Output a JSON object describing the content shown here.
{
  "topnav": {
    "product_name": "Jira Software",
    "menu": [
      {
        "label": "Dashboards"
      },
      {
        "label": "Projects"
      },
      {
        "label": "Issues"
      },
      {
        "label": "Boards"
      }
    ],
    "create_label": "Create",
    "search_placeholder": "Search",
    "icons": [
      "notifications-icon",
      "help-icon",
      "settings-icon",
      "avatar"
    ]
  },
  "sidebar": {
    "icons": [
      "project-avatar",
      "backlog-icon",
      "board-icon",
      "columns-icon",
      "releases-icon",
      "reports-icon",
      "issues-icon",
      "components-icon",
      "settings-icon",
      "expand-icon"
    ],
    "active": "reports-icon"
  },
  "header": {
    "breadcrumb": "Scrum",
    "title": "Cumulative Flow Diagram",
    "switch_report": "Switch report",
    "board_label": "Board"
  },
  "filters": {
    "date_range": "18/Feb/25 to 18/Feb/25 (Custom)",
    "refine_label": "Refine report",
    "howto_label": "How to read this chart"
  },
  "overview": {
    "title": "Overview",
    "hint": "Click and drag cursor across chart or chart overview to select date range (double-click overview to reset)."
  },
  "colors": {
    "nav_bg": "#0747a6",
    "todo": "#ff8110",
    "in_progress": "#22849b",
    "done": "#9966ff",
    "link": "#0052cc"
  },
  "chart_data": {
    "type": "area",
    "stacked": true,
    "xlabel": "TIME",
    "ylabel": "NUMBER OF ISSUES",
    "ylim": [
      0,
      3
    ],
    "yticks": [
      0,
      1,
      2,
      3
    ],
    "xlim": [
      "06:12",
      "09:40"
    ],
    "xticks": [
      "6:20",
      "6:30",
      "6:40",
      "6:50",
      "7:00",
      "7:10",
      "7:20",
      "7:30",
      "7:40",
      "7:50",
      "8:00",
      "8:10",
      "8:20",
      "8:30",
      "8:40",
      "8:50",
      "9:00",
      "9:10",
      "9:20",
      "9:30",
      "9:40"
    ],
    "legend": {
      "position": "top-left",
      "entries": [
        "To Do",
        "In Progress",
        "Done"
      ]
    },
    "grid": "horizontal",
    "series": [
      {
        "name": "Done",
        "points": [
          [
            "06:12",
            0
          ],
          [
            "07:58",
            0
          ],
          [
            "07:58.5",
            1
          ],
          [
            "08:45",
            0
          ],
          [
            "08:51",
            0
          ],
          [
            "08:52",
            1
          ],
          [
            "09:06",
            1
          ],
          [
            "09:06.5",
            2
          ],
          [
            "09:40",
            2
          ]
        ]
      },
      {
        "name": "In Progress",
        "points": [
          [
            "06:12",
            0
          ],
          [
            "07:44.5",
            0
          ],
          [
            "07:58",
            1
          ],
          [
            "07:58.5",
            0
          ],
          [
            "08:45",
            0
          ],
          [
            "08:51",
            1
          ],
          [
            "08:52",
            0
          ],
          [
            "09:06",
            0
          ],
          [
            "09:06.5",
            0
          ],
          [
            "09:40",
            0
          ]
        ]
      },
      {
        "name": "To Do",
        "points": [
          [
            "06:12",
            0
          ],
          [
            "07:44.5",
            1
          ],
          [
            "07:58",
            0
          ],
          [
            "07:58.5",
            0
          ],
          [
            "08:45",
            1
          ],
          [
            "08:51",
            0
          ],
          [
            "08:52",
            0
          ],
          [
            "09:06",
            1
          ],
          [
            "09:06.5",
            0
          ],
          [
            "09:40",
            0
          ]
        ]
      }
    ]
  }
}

- [SET EXERCISE] Exactly reproduce all of the entries.

- [FINISHED EXERCISE]
Output a JSON object describing the content shown here.
{
  "topnav": {
    "product_name": "Jira Software",
    "menu": [
      {
        "label": "Dashboards"
      },
      {
        "label": "Projects"
      },
      {
        "label": "Issues"
      },
      {
        "label": "Boards"
      }
    ],
    "create_label": "Create",
    "search_placeholder": "Search",
    "icons": [
      "notifications-icon",
      "help-icon",
      "settings-icon",
      "avatar"
    ]
  },
  "sidebar": {
    "icons": [
      "project-avatar",
      "backlog-icon",
      "board-icon",
      "columns-icon",
      "releases-icon",
      "reports-icon",
      "issues-icon",
      "components-icon",
      "settings-icon",
      "expand-icon"
    ],
    "active": "reports-icon"
  },
  "header": {
    "breadcrumb": "Scrum",
    "title": "Cumulative Flow Diagram",
    "switch_report": "Switch report",
    "board_label": "Board"
  },
  "filters": {
    "date_range": "18/Feb/25 to 18/Feb/25 (Custom)",
    "refine_label": "Refine report",
    "howto_label": "How to read this chart"
  },
  "overview": {
    "title": "Overview",
    "hint": "Click and drag cursor across chart or chart overview to select date range (double-click overview to reset)."
  },
  "colors": {
    "nav_bg": "#0747a6",
    "todo": "#ff8110",
    "in_progress": "#22849b",
    "done": "#9966ff",
    "link": "#0052cc"
  },
  "chart_data": {
    "type": "area",
    "stacked": true,
    "xlabel": "TIME",
    "ylabel": "NUMBER OF ISSUES",
    "ylim": [
      0,
      3
    ],
    "yticks": [
      0,
      1,
      2,
      3
    ],
    "xlim": [
      "06:12",
      "09:40"
    ],
    "xticks": [
      "6:20",
      "6:30",
      "6:40",
      "6:50",
      "7:00",
      "7:10",
      "7:20",
      "7:30",
      "7:40",
      "7:50",
      "8:00",
      "8:10",
      "8:20",
      "8:30",
      "8:40",
      "8:50",
      "9:00",
      "9:10",
      "9:20",
      "9:30",
      "9:40"
    ],
    "legend": {
      "position": "top-left",
      "entries": [
        "To Do",
        "In Progress",
        "Done"
      ]
    },
    "grid": "horizontal",
    "series": [
      {
        "name": "Done",
        "points": [
          [
            "06:12",
            0
          ],
          [
            "07:58",
            0
          ],
          [
            "07:58.5",
            1
          ],
          [
            "08:45",
            0
          ],
          [
            "08:51",
            0
          ],
          [
            "08:52",
            1
          ],
          [
            "09:06",
            1
          ],
          [
            "09:06.5",
            2
          ],
          [
            "09:40",
            2
          ]
        ]
      },
      {
        "name": "In Progress",
        "points": [
          [
            "06:12",
            0
          ],
          [
            "07:44.5",
            0
          ],
          [
            "07:58",
            1
          ],
          [
            "07:58.5",
            0
          ],
          [
            "08:45",
            0
          ],
          [
            "08:51",
            1
          ],
          [
            "08:52",
            0
          ],
          [
            "09:06",
            0
          ],
          [
            "09:06.5",
            0
          ],
          [
            "09:40",
            0
          ]
        ]
      },
      {
        "name": "To Do",
        "points": [
          [
            "06:12",
            0
          ],
          [
            "07:44.5",
            1
          ],
          [
            "07:58",
            0
          ],
          [
            "07:58.5",
            0
          ],
          [
            "08:45",
            1
          ],
          [
            "08:51",
            0
          ],
          [
            "08:52",
            0
          ],
          [
            "09:06",
            1
          ],
          [
            "09:06.5",
            0
          ],
          [
            "09:40",
            0
          ]
        ]
      }
    ]
  }
}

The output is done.